[Items from a figure collection]

---+---

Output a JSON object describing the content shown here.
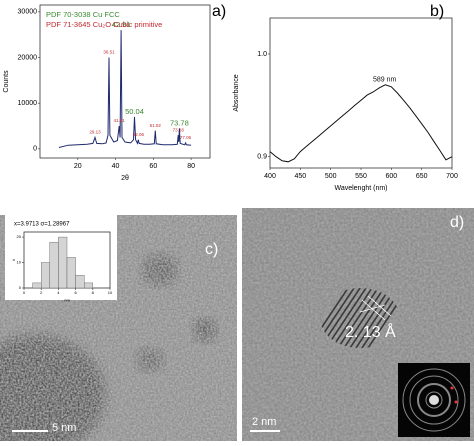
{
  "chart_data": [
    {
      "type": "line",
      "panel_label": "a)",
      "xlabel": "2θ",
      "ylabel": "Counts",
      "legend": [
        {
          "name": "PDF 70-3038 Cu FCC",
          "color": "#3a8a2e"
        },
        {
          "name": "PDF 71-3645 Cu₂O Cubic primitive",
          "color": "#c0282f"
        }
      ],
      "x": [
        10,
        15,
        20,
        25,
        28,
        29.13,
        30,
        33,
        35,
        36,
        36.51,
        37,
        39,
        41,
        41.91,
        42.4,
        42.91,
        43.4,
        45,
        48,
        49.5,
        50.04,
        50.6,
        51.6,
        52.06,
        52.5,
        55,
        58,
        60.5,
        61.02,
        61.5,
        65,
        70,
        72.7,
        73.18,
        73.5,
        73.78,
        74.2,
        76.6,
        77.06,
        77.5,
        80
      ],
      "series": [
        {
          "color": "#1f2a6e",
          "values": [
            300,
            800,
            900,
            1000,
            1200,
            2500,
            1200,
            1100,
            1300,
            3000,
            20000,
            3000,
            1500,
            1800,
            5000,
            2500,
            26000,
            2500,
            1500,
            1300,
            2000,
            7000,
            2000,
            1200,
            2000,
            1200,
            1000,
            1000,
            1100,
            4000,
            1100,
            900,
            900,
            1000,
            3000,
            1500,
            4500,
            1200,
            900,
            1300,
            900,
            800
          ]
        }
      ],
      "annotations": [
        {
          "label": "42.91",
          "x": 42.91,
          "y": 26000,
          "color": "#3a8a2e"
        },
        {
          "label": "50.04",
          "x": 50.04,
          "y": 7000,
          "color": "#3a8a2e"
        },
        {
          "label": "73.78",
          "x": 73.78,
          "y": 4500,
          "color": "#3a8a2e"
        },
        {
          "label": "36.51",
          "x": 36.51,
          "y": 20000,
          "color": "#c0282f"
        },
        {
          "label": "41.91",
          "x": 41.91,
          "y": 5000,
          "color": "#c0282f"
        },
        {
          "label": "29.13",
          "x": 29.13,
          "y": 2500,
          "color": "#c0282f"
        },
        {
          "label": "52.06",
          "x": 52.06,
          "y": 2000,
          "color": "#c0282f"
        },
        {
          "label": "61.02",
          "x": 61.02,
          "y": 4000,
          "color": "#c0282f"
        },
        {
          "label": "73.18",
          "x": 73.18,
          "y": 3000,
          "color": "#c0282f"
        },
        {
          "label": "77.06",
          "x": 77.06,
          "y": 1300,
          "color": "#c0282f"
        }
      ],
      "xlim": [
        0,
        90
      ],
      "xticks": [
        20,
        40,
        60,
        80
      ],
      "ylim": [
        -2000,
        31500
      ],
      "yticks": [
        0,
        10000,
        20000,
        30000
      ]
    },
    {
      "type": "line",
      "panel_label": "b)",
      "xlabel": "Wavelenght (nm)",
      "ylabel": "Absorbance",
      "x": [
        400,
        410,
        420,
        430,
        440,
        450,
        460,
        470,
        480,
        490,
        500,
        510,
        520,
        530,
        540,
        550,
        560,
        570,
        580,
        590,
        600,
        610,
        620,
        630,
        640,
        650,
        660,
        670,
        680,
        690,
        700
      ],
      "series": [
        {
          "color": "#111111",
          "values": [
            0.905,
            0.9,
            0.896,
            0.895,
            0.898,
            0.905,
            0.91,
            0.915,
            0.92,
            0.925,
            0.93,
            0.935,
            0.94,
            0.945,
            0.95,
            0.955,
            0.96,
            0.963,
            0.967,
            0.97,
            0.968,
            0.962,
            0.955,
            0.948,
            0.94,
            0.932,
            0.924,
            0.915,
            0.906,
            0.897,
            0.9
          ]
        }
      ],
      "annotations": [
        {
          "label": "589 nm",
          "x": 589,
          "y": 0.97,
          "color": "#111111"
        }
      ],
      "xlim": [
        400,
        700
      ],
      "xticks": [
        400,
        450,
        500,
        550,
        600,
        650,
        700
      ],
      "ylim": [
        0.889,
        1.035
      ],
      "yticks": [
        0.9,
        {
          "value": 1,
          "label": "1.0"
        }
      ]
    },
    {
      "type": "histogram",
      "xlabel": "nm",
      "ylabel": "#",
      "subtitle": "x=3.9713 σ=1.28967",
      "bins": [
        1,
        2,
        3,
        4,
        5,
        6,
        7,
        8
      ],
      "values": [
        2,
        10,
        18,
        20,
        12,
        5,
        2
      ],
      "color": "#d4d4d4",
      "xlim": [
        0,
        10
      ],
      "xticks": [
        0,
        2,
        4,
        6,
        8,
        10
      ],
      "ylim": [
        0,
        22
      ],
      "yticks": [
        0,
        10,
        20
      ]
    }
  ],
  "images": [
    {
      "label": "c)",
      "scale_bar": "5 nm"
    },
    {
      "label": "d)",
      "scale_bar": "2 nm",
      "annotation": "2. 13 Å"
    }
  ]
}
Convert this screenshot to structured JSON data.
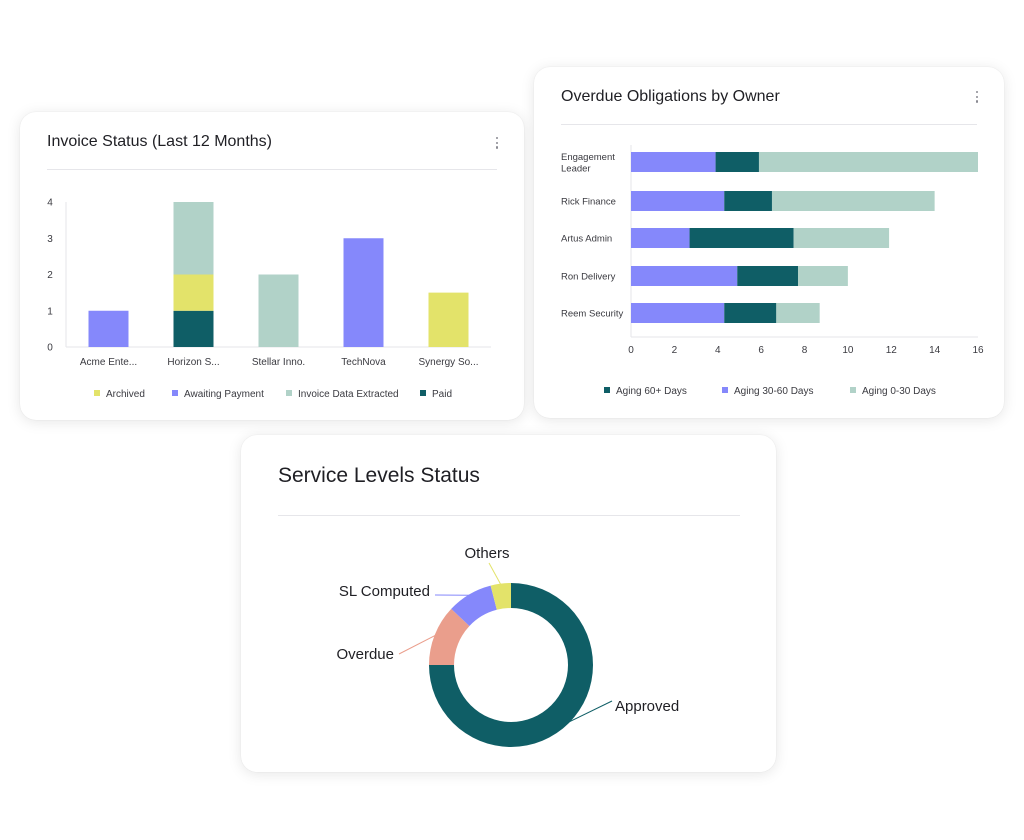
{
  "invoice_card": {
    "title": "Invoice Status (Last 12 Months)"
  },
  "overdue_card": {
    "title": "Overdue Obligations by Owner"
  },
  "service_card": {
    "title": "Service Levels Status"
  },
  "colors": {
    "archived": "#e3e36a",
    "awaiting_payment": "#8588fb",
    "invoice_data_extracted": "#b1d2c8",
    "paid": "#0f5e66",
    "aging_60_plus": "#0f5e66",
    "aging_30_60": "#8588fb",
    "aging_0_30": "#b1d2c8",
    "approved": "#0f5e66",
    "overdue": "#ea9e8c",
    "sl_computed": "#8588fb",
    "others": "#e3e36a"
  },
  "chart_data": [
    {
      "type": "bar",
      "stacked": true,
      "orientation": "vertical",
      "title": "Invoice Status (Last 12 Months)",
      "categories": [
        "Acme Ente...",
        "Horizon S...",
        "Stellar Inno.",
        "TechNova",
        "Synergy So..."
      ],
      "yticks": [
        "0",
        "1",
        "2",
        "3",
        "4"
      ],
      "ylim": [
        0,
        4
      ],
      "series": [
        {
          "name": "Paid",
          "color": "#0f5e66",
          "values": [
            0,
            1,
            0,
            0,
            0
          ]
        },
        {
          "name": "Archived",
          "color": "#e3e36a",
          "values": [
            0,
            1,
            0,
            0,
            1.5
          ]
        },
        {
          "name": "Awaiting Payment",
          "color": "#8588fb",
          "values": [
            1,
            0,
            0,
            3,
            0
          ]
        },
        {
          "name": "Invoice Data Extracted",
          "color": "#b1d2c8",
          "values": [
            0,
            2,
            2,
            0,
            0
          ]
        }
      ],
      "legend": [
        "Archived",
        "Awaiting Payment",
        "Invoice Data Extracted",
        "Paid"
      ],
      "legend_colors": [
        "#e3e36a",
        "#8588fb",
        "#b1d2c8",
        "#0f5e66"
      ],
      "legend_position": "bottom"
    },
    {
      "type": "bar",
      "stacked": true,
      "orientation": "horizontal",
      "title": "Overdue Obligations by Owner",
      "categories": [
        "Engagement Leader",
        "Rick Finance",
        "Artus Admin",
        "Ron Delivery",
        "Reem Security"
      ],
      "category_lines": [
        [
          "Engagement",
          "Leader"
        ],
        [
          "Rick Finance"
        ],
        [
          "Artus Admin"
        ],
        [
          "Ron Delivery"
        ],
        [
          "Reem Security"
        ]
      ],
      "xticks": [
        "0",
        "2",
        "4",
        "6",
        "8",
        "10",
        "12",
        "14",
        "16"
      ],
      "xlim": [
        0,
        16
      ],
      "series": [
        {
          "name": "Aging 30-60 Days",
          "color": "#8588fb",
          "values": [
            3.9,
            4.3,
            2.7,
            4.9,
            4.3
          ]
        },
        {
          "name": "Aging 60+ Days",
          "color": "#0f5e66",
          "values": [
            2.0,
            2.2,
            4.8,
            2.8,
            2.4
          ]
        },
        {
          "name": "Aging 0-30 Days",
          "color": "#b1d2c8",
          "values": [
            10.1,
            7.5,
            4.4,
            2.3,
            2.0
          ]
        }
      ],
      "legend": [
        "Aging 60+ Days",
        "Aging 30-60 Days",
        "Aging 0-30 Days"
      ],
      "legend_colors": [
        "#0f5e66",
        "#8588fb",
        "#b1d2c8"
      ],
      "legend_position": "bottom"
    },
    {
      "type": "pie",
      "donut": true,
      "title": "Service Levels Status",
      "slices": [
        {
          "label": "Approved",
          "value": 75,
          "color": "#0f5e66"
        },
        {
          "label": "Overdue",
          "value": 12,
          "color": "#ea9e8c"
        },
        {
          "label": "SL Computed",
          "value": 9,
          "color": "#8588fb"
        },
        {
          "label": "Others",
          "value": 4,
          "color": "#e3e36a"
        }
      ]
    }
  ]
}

---+---

» Task details
Search the data for "Days" and list every line in which it occurs.

» Result of the exercise
          "name": "Aging 30-60 Days",
          "name": "Aging 60+ Days",
          "name": "Aging 0-30 Days",
        "Aging 60+ Days",
        "Aging 30-60 Days",
        "Aging 0-30 Days"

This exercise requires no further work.